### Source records
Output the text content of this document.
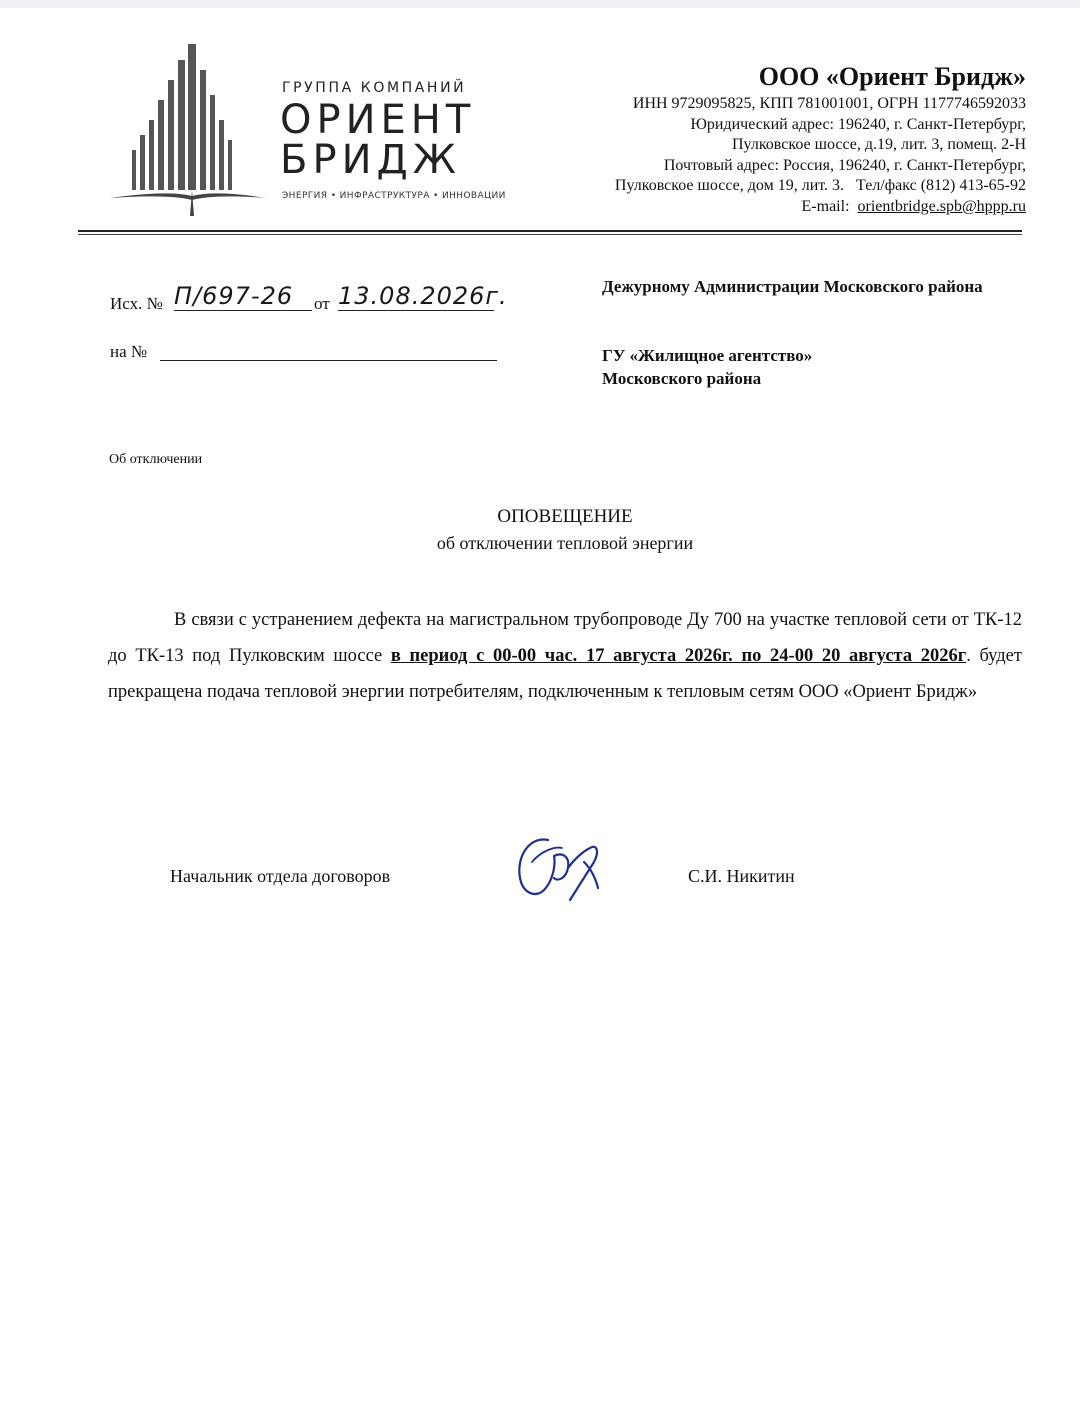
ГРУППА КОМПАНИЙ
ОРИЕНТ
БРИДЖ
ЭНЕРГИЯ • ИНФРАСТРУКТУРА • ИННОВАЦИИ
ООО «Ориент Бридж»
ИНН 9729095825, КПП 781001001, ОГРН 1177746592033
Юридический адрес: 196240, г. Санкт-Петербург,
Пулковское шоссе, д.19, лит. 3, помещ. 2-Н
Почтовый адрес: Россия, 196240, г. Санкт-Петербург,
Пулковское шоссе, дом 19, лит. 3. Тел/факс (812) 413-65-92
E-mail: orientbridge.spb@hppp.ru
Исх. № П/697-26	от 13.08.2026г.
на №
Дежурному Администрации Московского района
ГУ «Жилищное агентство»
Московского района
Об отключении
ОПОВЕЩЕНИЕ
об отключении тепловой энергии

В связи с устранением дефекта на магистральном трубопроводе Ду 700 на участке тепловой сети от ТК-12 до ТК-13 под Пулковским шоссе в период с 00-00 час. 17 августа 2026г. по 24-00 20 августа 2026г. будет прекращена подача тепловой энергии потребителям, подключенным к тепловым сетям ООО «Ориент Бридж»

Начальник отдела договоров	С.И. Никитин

### GOAL OF THE EXERCISE
From the entries above, list each line with "Московского" in it.

### RESPONSE TO THE TASK
Дежурному Администрации Московского района
Московского района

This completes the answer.